Transcribe each entry below exactly. Pictures do not go in the copy.

Extracted records

○ ○ ○ ○ ○

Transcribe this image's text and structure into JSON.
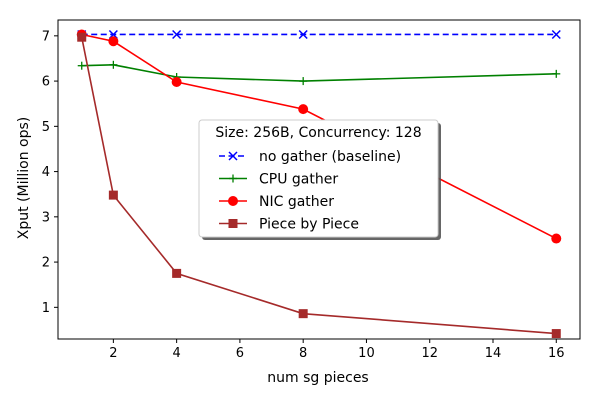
{
  "chart_data": {
    "type": "line",
    "title": "",
    "xlabel": "num sg pieces",
    "ylabel": "Xput (Million ops)",
    "xlim": [
      0.25,
      16.75
    ],
    "ylim": [
      0.3,
      7.35
    ],
    "xticks": [
      2,
      4,
      6,
      8,
      10,
      12,
      14,
      16
    ],
    "yticks": [
      1,
      2,
      3,
      4,
      5,
      6,
      7
    ],
    "grid": false,
    "legend": {
      "title": "Size: 256B, Concurrency: 128",
      "placement": "center"
    },
    "series": [
      {
        "name": "no gather (baseline)",
        "color": "#0000ff",
        "linestyle": "dashed",
        "marker": "x",
        "x": [
          1,
          2,
          4,
          8,
          16
        ],
        "y": [
          7.03,
          7.03,
          7.03,
          7.03,
          7.03
        ]
      },
      {
        "name": "CPU gather",
        "color": "#008000",
        "linestyle": "solid",
        "marker": "+",
        "x": [
          1,
          2,
          4,
          8,
          16
        ],
        "y": [
          6.34,
          6.36,
          6.09,
          6.0,
          6.16
        ]
      },
      {
        "name": "NIC gather",
        "color": "#ff0000",
        "linestyle": "solid",
        "marker": "o",
        "x": [
          1,
          2,
          4,
          8,
          16
        ],
        "y": [
          7.03,
          6.88,
          5.98,
          5.38,
          2.52
        ]
      },
      {
        "name": "Piece by Piece",
        "color": "#a52a2a",
        "linestyle": "solid",
        "marker": "s",
        "x": [
          1,
          2,
          4,
          8,
          16
        ],
        "y": [
          6.97,
          3.48,
          1.75,
          0.86,
          0.42
        ]
      }
    ]
  }
}
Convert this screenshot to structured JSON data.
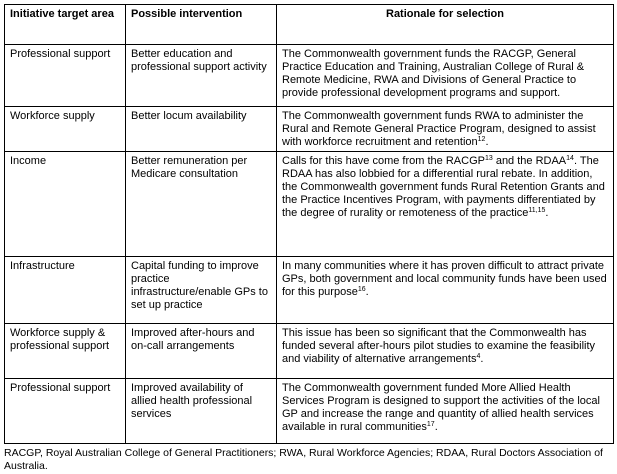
{
  "table": {
    "headers": [
      "Initiative target area",
      "Possible intervention",
      "Rationale for selection"
    ],
    "rows": [
      {
        "area": "Professional support",
        "intervention": "Better education and professional support activity",
        "rationale": [
          {
            "text": "The Commonwealth government funds the RACGP, General Practice Education and Training, Australian College of Rural & Remote Medicine, RWA and Divisions of General Practice to provide professional development programs and support."
          }
        ]
      },
      {
        "area": "Workforce supply",
        "intervention": "Better locum availability",
        "rationale": [
          {
            "text": "The Commonwealth government funds RWA to administer the Rural and Remote General Practice Program, designed to assist with workforce recruitment and retention"
          },
          {
            "sup": "12"
          },
          {
            "text": "."
          }
        ]
      },
      {
        "area": "Income",
        "intervention": "Better remuneration per Medicare consultation",
        "rationale": [
          {
            "text": "Calls for this have come from the RACGP"
          },
          {
            "sup": "13"
          },
          {
            "text": " and the RDAA"
          },
          {
            "sup": "14"
          },
          {
            "text": ". The RDAA has also lobbied for a differential rural rebate. In addition, the Commonwealth government funds Rural Retention Grants and the Practice Incentives Program, with payments differentiated by the degree of rurality or remoteness of the practice"
          },
          {
            "sup": "11,15"
          },
          {
            "text": "."
          }
        ]
      },
      {
        "area": "Infrastructure",
        "intervention": "Capital funding to improve practice infrastructure/enable GPs to set up practice",
        "rationale": [
          {
            "text": "In many communities where it has proven difficult to attract private GPs, both government and local community funds have been used for this purpose"
          },
          {
            "sup": "16"
          },
          {
            "text": "."
          }
        ]
      },
      {
        "area": "Workforce supply & professional support",
        "intervention": "Improved after-hours and on-call arrangements",
        "rationale": [
          {
            "text": "This issue has been so significant that the Commonwealth has funded several after-hours pilot studies to examine the feasibility and viability of alternative arrangements"
          },
          {
            "sup": "4"
          },
          {
            "text": "."
          }
        ]
      },
      {
        "area": "Professional support",
        "intervention": "Improved availability of allied health professional services",
        "rationale": [
          {
            "text": "The Commonwealth government funded More Allied Health Services Program is designed to support the activities of the local GP and increase the range and quantity of allied health services available in rural communities"
          },
          {
            "sup": "17"
          },
          {
            "text": "."
          }
        ]
      }
    ]
  },
  "footnote": "RACGP, Royal Australian College of General Practitioners; RWA, Rural Workforce Agencies; RDAA, Rural Doctors Association of Australia."
}
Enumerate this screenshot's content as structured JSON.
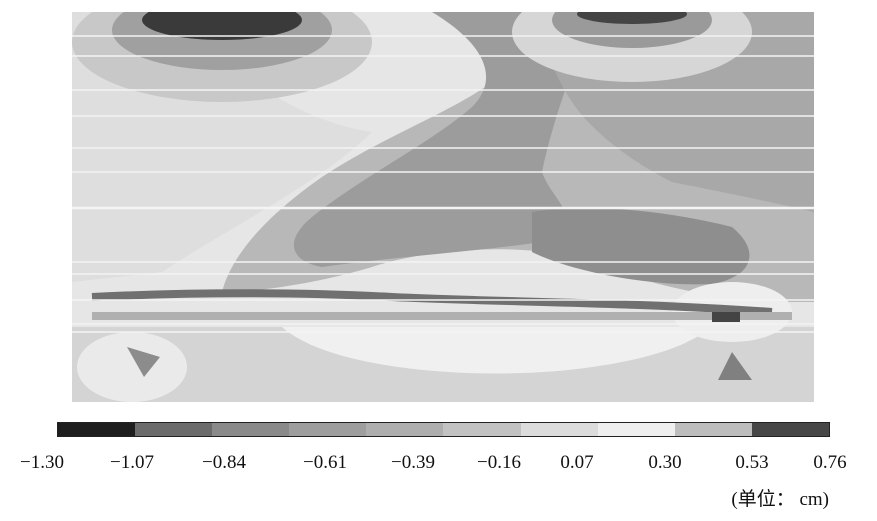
{
  "chart_data": {
    "type": "heatmap",
    "title": "",
    "colorbar": {
      "tick_labels": [
        "−1.30",
        "−1.07",
        "−0.84",
        "−0.61",
        "−0.39",
        "−0.16",
        "0.07",
        "0.30",
        "0.53",
        "0.76"
      ],
      "tick_values": [
        -1.3,
        -1.07,
        -0.84,
        -0.61,
        -0.39,
        -0.16,
        0.07,
        0.3,
        0.53,
        0.76
      ],
      "band_colors": [
        "#1e1e1e",
        "#6b6b6b",
        "#8a8a8a",
        "#9e9e9e",
        "#aeaeae",
        "#c2c2c2",
        "#dcdcdc",
        "#efefef",
        "#bdbdbd",
        "#474747"
      ],
      "range": [
        -1.3,
        0.76
      ],
      "unit_label": "(单位： cm)"
    },
    "contour_field_note_visible": false
  }
}
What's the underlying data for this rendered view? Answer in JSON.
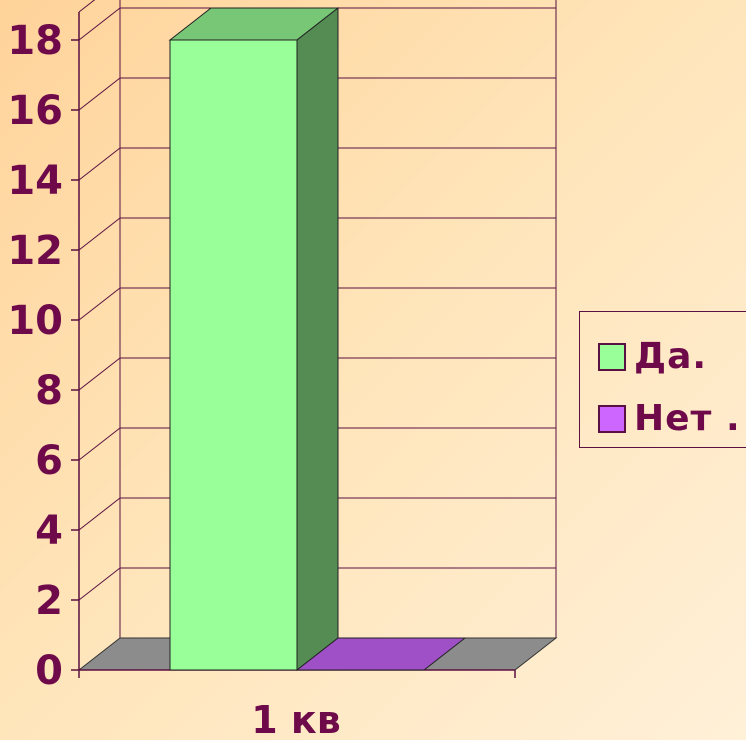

○ ○ ○ ○ ○

- Result
Transcribe this image's text and structure into JSON.
{
  "chart_data": {
    "type": "line",
    "title": "",
    "xlabel": "num sg pieces",
    "ylabel": "Xput (Million ops)",
    "xlim": [
      0.25,
      16.75
    ],
    "ylim": [
      0.3,
      7.35
    ],
    "xticks": [
      2,
      4,
      6,
      8,
      10,
      12,
      14,
      16
    ],
    "yticks": [
      1,
      2,
      3,
      4,
      5,
      6,
      7
    ],
    "grid": false,
    "legend": {
      "title": "Size: 256B, Concurrency: 128",
      "placement": "center"
    },
    "series": [
      {
        "name": "no gather (baseline)",
        "color": "#0000ff",
        "linestyle": "dashed",
        "marker": "x",
        "x": [
          1,
          2,
          4,
          8,
          16
        ],
        "y": [
          7.03,
          7.03,
          7.03,
          7.03,
          7.03
        ]
      },
      {
        "name": "CPU gather",
        "color": "#008000",
        "linestyle": "solid",
        "marker": "+",
        "x": [
          1,
          2,
          4,
          8,
          16
        ],
        "y": [
          6.34,
          6.36,
          6.09,
          6.0,
          6.16
        ]
      },
      {
        "name": "NIC gather",
        "color": "#ff0000",
        "linestyle": "solid",
        "marker": "o",
        "x": [
          1,
          2,
          4,
          8,
          16
        ],
        "y": [
          7.03,
          6.88,
          5.98,
          5.38,
          2.52
        ]
      },
      {
        "name": "Piece by Piece",
        "color": "#a52a2a",
        "linestyle": "solid",
        "marker": "s",
        "x": [
          1,
          2,
          4,
          8,
          16
        ],
        "y": [
          6.97,
          3.48,
          1.75,
          0.86,
          0.42
        ]
      }
    ]
  }
}
Convert this screenshot to structured JSON data.
{
  "table": {
    "headers": [
      "Initiative target area",
      "Possible intervention",
      "Rationale for selection"
    ],
    "rows": [
      {
        "area": "Professional support",
        "intervention": "Better education and professional support activity",
        "rationale": [
          {
            "text": "The Commonwealth government funds the RACGP, General Practice Education and Training, Australian College of Rural & Remote Medicine, RWA and Divisions of General Practice to provide professional development programs and support."
          }
        ]
      },
      {
        "area": "Workforce supply",
        "intervention": "Better locum availability",
        "rationale": [
          {
            "text": "The Commonwealth government funds RWA to administer the Rural and Remote General Practice Program, designed to assist with workforce recruitment and retention"
          },
          {
            "sup": "12"
          },
          {
            "text": "."
          }
        ]
      },
      {
        "area": "Income",
        "intervention": "Better remuneration per Medicare consultation",
        "rationale": [
          {
            "text": "Calls for this have come from the RACGP"
          },
          {
            "sup": "13"
          },
          {
            "text": " and the RDAA"
          },
          {
            "sup": "14"
          },
          {
            "text": ". The RDAA has also lobbied for a differential rural rebate. In addition, the Commonwealth government funds Rural Retention Grants and the Practice Incentives Program, with payments differentiated by the degree of rurality or remoteness of the practice"
          },
          {
            "sup": "11,15"
          },
          {
            "text": "."
          }
        ]
      },
      {
        "area": "Infrastructure",
        "intervention": "Capital funding to improve practice infrastructure/enable GPs to set up practice",
        "rationale": [
          {
            "text": "In many communities where it has proven difficult to attract private GPs, both government and local community funds have been used for this purpose"
          },
          {
            "sup": "16"
          },
          {
            "text": "."
          }
        ]
      },
      {
        "area": "Workforce supply & professional support",
        "intervention": "Improved after-hours and on-call arrangements",
        "rationale": [
          {
            "text": "This issue has been so significant that the Commonwealth has funded several after-hours pilot studies to examine the feasibility and viability of alternative arrangements"
          },
          {
            "sup": "4"
          },
          {
            "text": "."
          }
        ]
      },
      {
        "area": "Professional support",
        "intervention": "Improved availability of allied health professional services",
        "rationale": [
          {
            "text": "The Commonwealth government funded More Allied Health Services Program is designed to support the activities of the local GP and increase the range and quantity of allied health services available in rural communities"
          },
          {
            "sup": "17"
          },
          {
            "text": "."
          }
        ]
      }
    ]
  },
  "footnote": "RACGP, Royal Australian College of General Practitioners; RWA, Rural Workforce Agencies; RDAA, Rural Doctors Association of Australia."
}
Enumerate this screenshot's content as structured JSON.
{
  "chart_data": {
    "type": "heatmap",
    "title": "",
    "colorbar": {
      "tick_labels": [
        "−1.30",
        "−1.07",
        "−0.84",
        "−0.61",
        "−0.39",
        "−0.16",
        "0.07",
        "0.30",
        "0.53",
        "0.76"
      ],
      "tick_values": [
        -1.3,
        -1.07,
        -0.84,
        -0.61,
        -0.39,
        -0.16,
        0.07,
        0.3,
        0.53,
        0.76
      ],
      "band_colors": [
        "#1e1e1e",
        "#6b6b6b",
        "#8a8a8a",
        "#9e9e9e",
        "#aeaeae",
        "#c2c2c2",
        "#dcdcdc",
        "#efefef",
        "#bdbdbd",
        "#474747"
      ],
      "range": [
        -1.3,
        0.76
      ],
      "unit_label": "(单位： cm)"
    },
    "contour_field_note_visible": false
  }
}
What's the underlying data for this rendered view? Answer in JSON.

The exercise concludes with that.